**Information given**
<<<<
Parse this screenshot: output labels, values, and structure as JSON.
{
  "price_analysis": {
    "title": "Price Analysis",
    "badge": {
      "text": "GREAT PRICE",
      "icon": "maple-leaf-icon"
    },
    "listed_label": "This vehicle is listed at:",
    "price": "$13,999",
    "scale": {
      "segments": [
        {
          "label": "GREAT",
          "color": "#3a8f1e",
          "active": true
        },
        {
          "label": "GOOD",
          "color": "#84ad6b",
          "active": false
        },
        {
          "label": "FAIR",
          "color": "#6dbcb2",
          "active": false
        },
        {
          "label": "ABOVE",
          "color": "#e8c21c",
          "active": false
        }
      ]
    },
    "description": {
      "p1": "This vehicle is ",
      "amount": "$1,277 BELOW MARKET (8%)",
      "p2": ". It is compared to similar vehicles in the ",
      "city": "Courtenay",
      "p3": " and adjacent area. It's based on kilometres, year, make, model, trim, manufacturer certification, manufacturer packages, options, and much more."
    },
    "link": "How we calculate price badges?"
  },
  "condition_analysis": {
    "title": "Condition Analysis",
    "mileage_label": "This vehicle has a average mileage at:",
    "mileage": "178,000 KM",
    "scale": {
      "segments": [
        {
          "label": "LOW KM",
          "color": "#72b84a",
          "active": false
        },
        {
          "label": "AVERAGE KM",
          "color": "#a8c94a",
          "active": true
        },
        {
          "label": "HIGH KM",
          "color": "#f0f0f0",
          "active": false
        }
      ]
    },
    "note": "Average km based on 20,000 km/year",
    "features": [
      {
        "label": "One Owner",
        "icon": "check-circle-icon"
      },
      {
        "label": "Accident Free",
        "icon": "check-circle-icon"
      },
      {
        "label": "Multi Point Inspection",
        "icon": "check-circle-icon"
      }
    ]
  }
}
>>>>
**Goal**
Return only those lines of the records that contain the string "year".

**Exercise solution**
      "p3": " and adjacent area. It's based on kilometres, year, make, model, trim, manufacturer certification, manufacturer packages, options, and much more."
    "note": "Average km based on 20,000 km/year",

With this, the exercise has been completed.